Direction: Copy out all of the rows below word for word, without changing anything.

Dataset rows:
- - -

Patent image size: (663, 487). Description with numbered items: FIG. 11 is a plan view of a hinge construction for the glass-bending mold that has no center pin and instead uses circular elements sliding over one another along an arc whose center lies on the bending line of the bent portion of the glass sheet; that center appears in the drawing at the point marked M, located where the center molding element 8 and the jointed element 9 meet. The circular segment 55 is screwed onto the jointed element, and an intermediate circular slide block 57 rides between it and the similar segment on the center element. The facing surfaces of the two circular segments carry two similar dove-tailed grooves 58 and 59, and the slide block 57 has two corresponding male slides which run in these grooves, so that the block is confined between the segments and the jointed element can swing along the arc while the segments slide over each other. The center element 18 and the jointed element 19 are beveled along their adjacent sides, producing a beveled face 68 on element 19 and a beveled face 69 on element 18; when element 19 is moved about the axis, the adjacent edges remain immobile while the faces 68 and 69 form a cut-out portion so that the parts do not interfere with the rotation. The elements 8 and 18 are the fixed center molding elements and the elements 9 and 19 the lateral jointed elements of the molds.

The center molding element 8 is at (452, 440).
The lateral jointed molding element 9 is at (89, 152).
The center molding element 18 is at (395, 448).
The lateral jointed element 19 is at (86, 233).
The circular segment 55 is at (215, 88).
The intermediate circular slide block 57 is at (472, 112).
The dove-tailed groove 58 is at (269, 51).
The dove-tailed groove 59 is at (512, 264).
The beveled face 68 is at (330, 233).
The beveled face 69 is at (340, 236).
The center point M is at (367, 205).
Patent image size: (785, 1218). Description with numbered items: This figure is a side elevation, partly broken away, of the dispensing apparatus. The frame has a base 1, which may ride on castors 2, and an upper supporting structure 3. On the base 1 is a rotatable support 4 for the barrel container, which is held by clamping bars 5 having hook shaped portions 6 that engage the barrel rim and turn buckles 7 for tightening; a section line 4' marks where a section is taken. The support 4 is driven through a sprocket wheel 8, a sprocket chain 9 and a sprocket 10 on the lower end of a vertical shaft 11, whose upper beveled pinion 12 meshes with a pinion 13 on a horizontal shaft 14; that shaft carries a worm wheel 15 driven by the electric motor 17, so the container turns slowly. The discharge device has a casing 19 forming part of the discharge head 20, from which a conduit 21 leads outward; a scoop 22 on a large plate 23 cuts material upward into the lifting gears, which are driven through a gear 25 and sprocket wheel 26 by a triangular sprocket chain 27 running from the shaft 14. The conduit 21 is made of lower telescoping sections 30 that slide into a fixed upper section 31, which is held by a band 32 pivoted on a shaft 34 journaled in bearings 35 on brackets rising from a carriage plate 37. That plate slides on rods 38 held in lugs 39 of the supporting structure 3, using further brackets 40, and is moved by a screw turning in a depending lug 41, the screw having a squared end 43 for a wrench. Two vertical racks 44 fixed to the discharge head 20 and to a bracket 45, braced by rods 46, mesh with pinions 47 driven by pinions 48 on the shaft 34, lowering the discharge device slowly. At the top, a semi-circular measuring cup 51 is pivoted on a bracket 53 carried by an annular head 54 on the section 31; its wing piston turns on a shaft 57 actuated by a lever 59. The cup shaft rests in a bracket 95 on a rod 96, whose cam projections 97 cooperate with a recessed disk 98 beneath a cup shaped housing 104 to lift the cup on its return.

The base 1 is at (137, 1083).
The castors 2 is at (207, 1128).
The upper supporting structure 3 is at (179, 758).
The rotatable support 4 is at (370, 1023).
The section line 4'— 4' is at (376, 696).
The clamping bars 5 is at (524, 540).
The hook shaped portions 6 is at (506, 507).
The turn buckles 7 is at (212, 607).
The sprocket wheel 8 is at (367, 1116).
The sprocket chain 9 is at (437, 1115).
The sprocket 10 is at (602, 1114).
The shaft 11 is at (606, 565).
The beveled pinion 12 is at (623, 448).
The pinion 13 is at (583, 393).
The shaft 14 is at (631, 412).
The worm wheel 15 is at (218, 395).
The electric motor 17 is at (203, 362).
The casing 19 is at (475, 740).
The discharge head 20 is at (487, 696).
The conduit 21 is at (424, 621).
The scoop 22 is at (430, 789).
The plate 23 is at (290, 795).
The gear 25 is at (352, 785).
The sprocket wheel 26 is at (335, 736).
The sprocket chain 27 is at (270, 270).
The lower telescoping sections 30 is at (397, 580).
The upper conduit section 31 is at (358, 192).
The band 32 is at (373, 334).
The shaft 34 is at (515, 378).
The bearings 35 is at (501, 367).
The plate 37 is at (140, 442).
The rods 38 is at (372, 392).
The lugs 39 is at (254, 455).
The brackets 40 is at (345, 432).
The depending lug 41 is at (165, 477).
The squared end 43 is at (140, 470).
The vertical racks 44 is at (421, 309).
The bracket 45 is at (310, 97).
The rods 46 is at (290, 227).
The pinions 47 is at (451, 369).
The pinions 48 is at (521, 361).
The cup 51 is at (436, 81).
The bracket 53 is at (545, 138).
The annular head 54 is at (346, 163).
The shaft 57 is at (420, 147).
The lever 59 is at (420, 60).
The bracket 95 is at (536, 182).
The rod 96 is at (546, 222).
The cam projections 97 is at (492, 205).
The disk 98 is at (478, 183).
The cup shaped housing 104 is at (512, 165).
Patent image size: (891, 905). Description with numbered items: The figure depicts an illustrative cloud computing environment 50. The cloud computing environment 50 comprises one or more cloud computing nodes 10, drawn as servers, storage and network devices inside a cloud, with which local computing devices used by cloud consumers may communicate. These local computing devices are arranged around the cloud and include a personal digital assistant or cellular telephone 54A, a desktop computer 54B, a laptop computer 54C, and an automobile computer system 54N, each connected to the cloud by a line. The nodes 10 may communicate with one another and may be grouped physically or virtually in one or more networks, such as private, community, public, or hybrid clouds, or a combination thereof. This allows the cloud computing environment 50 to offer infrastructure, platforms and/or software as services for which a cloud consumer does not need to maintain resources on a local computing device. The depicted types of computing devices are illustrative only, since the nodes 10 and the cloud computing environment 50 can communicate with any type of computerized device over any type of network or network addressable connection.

- - -

Answer for the task:
Patent image size: (663, 487). Description with numbered items: FIG. 11 is a plan view of a hinge construction for the glass-bending mold that has no center pin and instead uses circular elements sliding over one another along an arc whose center lies on the bending line of the bent portion of the glass sheet; that center appears in the drawing at the point marked M, located where the center molding element 8 and the jointed element 9 meet. The circular segment 55 is screwed onto the jointed element, and an intermediate circular slide block 57 rides between it and the similar segment on the center element. The facing surfaces of the two circular segments carry two similar dove-tailed grooves 58 and 59, and the slide block 57 has two corresponding male slides which run in these grooves, so that the block is confined between the segments and the jointed element can swing along the arc while the segments slide over each other. The center element 18 and the jointed element 19 are beveled along their adjacent sides, producing a beveled face 68 on element 19 and a beveled face 69 on element 18; when element 19 is moved about the axis, the adjacent edges remain immobile while the faces 68 and 69 form a cut-out portion so that the parts do not interfere with the rotation. The elements 8 and 18 are the fixed center molding elements and the elements 9 and 19 the lateral jointed elements of the molds.

The center molding element 8 is at (452, 440).
The lateral jointed molding element 9 is at (89, 152).
The center molding element 18 is at (395, 448).
The lateral jointed element 19 is at (86, 233).
The circular segment 55 is at (215, 88).
The intermediate circular slide block 57 is at (472, 112).
The dove-tailed groove 58 is at (269, 51).
The dove-tailed groove 59 is at (512, 264).
The beveled face 68 is at (330, 233).
The beveled face 69 is at (340, 236).
The center point M is at (367, 205).
Patent image size: (785, 1218). Description with numbered items: This figure is a side elevation, partly broken away, of the dispensing apparatus. The frame has a base 1, which may ride on castors 2, and an upper supporting structure 3. On the base 1 is a rotatable support 4 for the barrel container, which is held by clamping bars 5 having hook shaped portions 6 that engage the barrel rim and turn buckles 7 for tightening; a section line 4' marks where a section is taken. The support 4 is driven through a sprocket wheel 8, a sprocket chain 9 and a sprocket 10 on the lower end of a vertical shaft 11, whose upper beveled pinion 12 meshes with a pinion 13 on a horizontal shaft 14; that shaft carries a worm wheel 15 driven by the electric motor 17, so the container turns slowly. The discharge device has a casing 19 forming part of the discharge head 20, from which a conduit 21 leads outward; a scoop 22 on a large plate 23 cuts material upward into the lifting gears, which are driven through a gear 25 and sprocket wheel 26 by a triangular sprocket chain 27 running from the shaft 14. The conduit 21 is made of lower telescoping sections 30 that slide into a fixed upper section 31, which is held by a band 32 pivoted on a shaft 34 journaled in bearings 35 on brackets rising from a carriage plate 37. That plate slides on rods 38 held in lugs 39 of the supporting structure 3, using further brackets 40, and is moved by a screw turning in a depending lug 41, the screw having a squared end 43 for a wrench. Two vertical racks 44 fixed to the discharge head 20 and to a bracket 45, braced by rods 46, mesh with pinions 47 driven by pinions 48 on the shaft 34, lowering the discharge device slowly. At the top, a semi-circular measuring cup 51 is pivoted on a bracket 53 carried by an annular head 54 on the section 31; its wing piston turns on a shaft 57 actuated by a lever 59. The cup shaft rests in a bracket 95 on a rod 96, whose cam projections 97 cooperate with a recessed disk 98 beneath a cup shaped housing 104 to lift the cup on its return.

The base 1 is at (137, 1083).
The castors 2 is at (207, 1128).
The upper supporting structure 3 is at (179, 758).
The rotatable support 4 is at (370, 1023).
The section line 4'— 4' is at (376, 696).
The clamping bars 5 is at (524, 540).
The hook shaped portions 6 is at (506, 507).
The turn buckles 7 is at (212, 607).
The sprocket wheel 8 is at (367, 1116).
The sprocket chain 9 is at (437, 1115).
The sprocket 10 is at (602, 1114).
The shaft 11 is at (606, 565).
The beveled pinion 12 is at (623, 448).
The pinion 13 is at (583, 393).
The shaft 14 is at (631, 412).
The worm wheel 15 is at (218, 395).
The electric motor 17 is at (203, 362).
The casing 19 is at (475, 740).
The discharge head 20 is at (487, 696).
The conduit 21 is at (424, 621).
The scoop 22 is at (430, 789).
The plate 23 is at (290, 795).
The gear 25 is at (352, 785).
The sprocket wheel 26 is at (335, 736).
The sprocket chain 27 is at (270, 270).
The lower telescoping sections 30 is at (397, 580).
The upper conduit section 31 is at (358, 192).
The band 32 is at (373, 334).
The shaft 34 is at (515, 378).
The bearings 35 is at (501, 367).
The plate 37 is at (140, 442).
The rods 38 is at (372, 392).
The lugs 39 is at (254, 455).
The brackets 40 is at (345, 432).
The depending lug 41 is at (165, 477).
The squared end 43 is at (140, 470).
The vertical racks 44 is at (421, 309).
The bracket 45 is at (310, 97).
The rods 46 is at (290, 227).
The pinions 47 is at (451, 369).
The pinions 48 is at (521, 361).
The cup 51 is at (436, 81).
The bracket 53 is at (545, 138).
The annular head 54 is at (346, 163).
The shaft 57 is at (420, 147).
The lever 59 is at (420, 60).
The bracket 95 is at (536, 182).
The rod 96 is at (546, 222).
The cam projections 97 is at (492, 205).
The disk 98 is at (478, 183).
The cup shaped housing 104 is at (512, 165).
Patent image size: (891, 905). Description with numbered items: The figure depicts an illustrative cloud computing environment 50. The cloud computing environment 50 comprises one or more cloud computing nodes 10, drawn as servers, storage and network devices inside a cloud, with which local computing devices used by cloud consumers may communicate. These local computing devices are arranged around the cloud and include a personal digital assistant or cellular telephone 54A, a desktop computer 54B, a laptop computer 54C, and an automobile computer system 54N, each connected to the cloud by a line. The nodes 10 may communicate with one another and may be grouped physically or virtually in one or more networks, such as private, community, public, or hybrid clouds, or a combination thereof. This allows the cloud computing environment 50 to offer infrastructure, platforms and/or software as services for which a cloud consumer does not need to maintain resources on a local computing device. The depicted types of computing devices are illustrative only, since the nodes 10 and the cloud computing environment 50 can communicate with any type of computerized device over any type of network or network addressable connection.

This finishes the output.